[Stated goal]
Copy only what runs from the line containing "Give me the" through the end of the material below, line for line, with both ends included.

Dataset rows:
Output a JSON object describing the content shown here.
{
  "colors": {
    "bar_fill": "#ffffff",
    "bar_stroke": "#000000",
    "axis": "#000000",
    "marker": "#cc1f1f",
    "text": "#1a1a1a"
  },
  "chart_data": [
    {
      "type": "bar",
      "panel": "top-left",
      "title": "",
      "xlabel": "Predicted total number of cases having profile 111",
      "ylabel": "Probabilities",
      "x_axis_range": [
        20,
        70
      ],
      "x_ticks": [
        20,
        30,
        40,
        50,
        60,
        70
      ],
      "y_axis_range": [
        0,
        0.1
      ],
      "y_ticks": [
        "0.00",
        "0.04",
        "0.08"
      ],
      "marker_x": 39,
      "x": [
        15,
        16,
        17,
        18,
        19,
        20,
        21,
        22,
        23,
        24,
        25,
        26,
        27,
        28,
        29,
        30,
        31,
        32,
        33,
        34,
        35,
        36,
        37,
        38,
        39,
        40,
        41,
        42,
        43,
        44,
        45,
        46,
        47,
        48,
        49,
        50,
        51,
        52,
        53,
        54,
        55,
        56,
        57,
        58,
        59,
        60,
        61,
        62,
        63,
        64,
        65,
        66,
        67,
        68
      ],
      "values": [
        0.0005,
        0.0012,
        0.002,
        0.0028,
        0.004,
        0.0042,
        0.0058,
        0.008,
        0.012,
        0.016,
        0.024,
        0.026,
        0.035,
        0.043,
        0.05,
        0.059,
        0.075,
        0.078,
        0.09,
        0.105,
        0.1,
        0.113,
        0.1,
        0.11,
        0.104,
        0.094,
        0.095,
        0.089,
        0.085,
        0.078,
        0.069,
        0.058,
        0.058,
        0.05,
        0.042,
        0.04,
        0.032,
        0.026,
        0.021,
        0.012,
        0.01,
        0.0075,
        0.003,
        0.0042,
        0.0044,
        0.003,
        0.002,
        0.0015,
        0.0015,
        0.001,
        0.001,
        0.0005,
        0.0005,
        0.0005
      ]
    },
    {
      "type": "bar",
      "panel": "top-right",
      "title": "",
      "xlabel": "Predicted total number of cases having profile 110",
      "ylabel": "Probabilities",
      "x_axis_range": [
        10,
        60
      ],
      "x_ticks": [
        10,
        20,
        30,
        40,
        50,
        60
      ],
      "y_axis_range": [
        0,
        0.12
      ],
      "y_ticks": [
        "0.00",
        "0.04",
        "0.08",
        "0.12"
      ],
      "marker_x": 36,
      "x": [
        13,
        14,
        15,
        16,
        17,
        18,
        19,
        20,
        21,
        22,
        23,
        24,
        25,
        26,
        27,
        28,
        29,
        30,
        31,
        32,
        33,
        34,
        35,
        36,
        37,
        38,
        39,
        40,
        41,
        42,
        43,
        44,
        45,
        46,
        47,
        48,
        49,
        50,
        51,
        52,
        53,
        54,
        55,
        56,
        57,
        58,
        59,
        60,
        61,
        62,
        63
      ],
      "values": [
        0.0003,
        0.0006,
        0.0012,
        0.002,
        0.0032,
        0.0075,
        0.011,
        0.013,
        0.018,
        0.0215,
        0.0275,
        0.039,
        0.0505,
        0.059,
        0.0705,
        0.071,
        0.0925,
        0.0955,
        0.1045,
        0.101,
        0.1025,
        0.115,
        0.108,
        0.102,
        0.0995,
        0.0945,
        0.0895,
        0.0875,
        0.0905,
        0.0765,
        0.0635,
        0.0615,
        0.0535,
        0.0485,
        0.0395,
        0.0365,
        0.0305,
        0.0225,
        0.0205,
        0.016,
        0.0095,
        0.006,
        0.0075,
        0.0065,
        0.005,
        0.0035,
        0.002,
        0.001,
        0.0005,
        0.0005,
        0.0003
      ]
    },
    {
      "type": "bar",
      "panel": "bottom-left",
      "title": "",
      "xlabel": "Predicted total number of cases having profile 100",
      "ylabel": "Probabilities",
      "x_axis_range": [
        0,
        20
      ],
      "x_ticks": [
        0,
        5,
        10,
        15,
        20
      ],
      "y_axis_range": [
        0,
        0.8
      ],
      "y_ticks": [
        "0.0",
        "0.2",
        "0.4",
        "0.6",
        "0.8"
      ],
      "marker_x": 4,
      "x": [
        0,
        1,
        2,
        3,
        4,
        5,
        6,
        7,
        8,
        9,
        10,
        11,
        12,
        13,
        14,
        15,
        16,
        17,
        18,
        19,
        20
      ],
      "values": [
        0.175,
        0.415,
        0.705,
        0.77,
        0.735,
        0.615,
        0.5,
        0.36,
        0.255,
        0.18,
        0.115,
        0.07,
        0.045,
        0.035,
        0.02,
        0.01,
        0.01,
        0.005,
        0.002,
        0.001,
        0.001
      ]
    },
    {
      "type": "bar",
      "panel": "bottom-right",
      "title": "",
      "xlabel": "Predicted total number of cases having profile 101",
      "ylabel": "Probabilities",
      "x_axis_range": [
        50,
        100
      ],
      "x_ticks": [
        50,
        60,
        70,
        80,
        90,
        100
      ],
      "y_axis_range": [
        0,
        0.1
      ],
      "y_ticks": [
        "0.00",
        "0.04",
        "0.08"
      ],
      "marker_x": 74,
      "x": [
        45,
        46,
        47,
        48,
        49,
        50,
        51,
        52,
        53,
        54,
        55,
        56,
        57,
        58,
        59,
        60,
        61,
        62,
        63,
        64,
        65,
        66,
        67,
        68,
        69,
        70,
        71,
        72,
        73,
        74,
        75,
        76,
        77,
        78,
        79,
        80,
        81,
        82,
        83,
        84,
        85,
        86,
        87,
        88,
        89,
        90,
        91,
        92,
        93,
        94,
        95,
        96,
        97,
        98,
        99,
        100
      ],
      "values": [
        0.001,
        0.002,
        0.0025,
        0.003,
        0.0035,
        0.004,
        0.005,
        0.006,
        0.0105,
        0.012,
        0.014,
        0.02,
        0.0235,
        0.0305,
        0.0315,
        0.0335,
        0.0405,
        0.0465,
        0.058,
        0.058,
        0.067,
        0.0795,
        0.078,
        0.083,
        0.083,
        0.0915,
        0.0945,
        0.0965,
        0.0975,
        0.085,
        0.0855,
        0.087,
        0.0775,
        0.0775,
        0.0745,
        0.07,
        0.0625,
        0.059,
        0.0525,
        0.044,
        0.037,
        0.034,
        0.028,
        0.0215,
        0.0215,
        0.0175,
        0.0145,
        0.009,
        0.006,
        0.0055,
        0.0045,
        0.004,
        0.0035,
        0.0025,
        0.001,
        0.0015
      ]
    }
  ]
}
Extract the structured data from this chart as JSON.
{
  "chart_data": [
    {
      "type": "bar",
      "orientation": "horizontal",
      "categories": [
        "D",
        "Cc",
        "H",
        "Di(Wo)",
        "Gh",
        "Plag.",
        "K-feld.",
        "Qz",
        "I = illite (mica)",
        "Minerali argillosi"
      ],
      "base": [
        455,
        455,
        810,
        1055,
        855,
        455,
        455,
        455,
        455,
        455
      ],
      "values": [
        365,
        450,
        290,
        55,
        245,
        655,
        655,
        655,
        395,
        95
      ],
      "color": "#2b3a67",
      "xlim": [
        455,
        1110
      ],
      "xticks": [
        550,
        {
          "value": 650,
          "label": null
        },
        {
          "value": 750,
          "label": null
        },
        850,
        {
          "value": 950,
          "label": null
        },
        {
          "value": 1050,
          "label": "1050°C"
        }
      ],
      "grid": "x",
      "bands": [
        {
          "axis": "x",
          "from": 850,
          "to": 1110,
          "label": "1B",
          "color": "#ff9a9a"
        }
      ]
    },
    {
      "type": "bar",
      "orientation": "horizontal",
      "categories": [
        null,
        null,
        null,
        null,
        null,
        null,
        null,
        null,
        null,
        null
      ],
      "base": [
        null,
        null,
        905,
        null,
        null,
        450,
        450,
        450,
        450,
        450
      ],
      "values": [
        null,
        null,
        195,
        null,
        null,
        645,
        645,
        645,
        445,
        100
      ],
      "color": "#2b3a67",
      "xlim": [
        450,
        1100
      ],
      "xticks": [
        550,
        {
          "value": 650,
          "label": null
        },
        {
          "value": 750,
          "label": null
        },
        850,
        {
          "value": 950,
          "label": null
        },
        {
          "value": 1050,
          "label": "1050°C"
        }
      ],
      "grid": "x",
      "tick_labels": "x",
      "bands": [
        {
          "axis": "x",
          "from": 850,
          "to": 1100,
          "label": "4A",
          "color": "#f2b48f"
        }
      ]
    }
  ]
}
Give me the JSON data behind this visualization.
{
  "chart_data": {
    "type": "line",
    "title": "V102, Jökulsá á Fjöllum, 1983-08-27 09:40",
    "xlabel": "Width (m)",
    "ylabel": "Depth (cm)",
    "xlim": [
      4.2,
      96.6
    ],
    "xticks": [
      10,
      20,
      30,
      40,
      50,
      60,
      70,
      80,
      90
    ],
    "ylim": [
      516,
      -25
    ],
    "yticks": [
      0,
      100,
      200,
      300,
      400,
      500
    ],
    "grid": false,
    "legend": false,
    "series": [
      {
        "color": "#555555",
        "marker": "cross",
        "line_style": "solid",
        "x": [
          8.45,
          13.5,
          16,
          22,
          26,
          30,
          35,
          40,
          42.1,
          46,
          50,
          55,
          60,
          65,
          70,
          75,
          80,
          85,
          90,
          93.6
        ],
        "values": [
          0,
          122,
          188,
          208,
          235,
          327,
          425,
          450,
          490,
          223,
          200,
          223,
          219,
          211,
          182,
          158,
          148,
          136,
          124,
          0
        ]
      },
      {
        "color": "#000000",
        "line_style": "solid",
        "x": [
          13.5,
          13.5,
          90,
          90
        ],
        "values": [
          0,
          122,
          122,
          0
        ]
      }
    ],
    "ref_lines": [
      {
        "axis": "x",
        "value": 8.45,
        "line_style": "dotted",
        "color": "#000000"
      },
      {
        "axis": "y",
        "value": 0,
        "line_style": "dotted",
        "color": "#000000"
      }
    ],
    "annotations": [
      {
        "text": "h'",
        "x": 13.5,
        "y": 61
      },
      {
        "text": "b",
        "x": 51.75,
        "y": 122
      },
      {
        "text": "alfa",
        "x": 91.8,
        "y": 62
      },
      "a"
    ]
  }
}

[Task output]
Give me the JSON data behind this visualization.
{
  "chart_data": {
    "type": "line",
    "title": "V102, Jökulsá á Fjöllum, 1983-08-27 09:40",
    "xlabel": "Width (m)",
    "ylabel": "Depth (cm)",
    "xlim": [
      4.2,
      96.6
    ],
    "xticks": [
      10,
      20,
      30,
      40,
      50,
      60,
      70,
      80,
      90
    ],
    "ylim": [
      516,
      -25
    ],
    "yticks": [
      0,
      100,
      200,
      300,
      400,
      500
    ],
    "grid": false,
    "legend": false,
    "series": [
      {
        "color": "#555555",
        "marker": "cross",
        "line_style": "solid",
        "x": [
          8.45,
          13.5,
          16,
          22,
          26,
          30,
          35,
          40,
          42.1,
          46,
          50,
          55,
          60,
          65,
          70,
          75,
          80,
          85,
          90,
          93.6
        ],
        "values": [
          0,
          122,
          188,
          208,
          235,
          327,
          425,
          450,
          490,
          223,
          200,
          223,
          219,
          211,
          182,
          158,
          148,
          136,
          124,
          0
        ]
      },
      {
        "color": "#000000",
        "line_style": "solid",
        "x": [
          13.5,
          13.5,
          90,
          90
        ],
        "values": [
          0,
          122,
          122,
          0
        ]
      }
    ],
    "ref_lines": [
      {
        "axis": "x",
        "value": 8.45,
        "line_style": "dotted",
        "color": "#000000"
      },
      {
        "axis": "y",
        "value": 0,
        "line_style": "dotted",
        "color": "#000000"
      }
    ],
    "annotations": [
      {
        "text": "h'",
        "x": 13.5,
        "y": 61
      },
      {
        "text": "b",
        "x": 51.75,
        "y": 122
      },
      {
        "text": "alfa",
        "x": 91.8,
        "y": 62
      },
      "a"
    ]
  }
}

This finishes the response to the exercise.